[Dataset records]

--- START ---

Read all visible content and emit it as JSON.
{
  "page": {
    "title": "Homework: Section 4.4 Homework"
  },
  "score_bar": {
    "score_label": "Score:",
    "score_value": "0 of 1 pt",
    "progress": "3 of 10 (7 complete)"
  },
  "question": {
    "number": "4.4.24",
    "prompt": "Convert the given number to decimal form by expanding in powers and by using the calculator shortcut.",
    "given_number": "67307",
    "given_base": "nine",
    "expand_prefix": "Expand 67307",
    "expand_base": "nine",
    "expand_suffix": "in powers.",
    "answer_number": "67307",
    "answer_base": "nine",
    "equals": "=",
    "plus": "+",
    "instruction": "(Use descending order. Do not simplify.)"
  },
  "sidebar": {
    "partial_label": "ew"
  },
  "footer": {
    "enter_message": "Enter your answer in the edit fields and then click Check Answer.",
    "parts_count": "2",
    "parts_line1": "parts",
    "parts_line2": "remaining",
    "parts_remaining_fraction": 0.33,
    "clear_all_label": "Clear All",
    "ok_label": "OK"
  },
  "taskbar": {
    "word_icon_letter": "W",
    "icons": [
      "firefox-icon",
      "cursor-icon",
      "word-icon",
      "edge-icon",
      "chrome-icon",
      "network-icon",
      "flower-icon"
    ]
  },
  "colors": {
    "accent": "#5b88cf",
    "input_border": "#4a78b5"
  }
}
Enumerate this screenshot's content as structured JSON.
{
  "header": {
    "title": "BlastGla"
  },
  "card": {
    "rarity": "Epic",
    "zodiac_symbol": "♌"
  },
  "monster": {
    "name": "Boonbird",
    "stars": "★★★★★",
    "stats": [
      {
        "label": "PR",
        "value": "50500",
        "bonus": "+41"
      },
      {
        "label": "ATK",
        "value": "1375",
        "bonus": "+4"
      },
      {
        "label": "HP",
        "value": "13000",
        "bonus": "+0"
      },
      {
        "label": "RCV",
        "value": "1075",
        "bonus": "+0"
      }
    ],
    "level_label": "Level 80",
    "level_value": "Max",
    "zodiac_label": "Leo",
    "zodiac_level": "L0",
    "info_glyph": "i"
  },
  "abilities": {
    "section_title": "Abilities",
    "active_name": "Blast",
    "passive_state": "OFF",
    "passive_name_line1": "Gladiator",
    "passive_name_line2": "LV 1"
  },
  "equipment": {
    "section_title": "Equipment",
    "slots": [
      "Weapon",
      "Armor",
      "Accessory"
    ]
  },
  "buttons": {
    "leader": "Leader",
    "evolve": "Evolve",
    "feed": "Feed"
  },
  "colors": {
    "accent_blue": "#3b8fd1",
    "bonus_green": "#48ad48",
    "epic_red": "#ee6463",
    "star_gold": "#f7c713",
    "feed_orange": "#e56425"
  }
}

--- END ---

For each line of the entries that includes "powers", show that line.

    "prompt": "Convert the given number to decimal form by expanding in powers and by using the calculator shortcut.",
    "expand_suffix": "in powers.",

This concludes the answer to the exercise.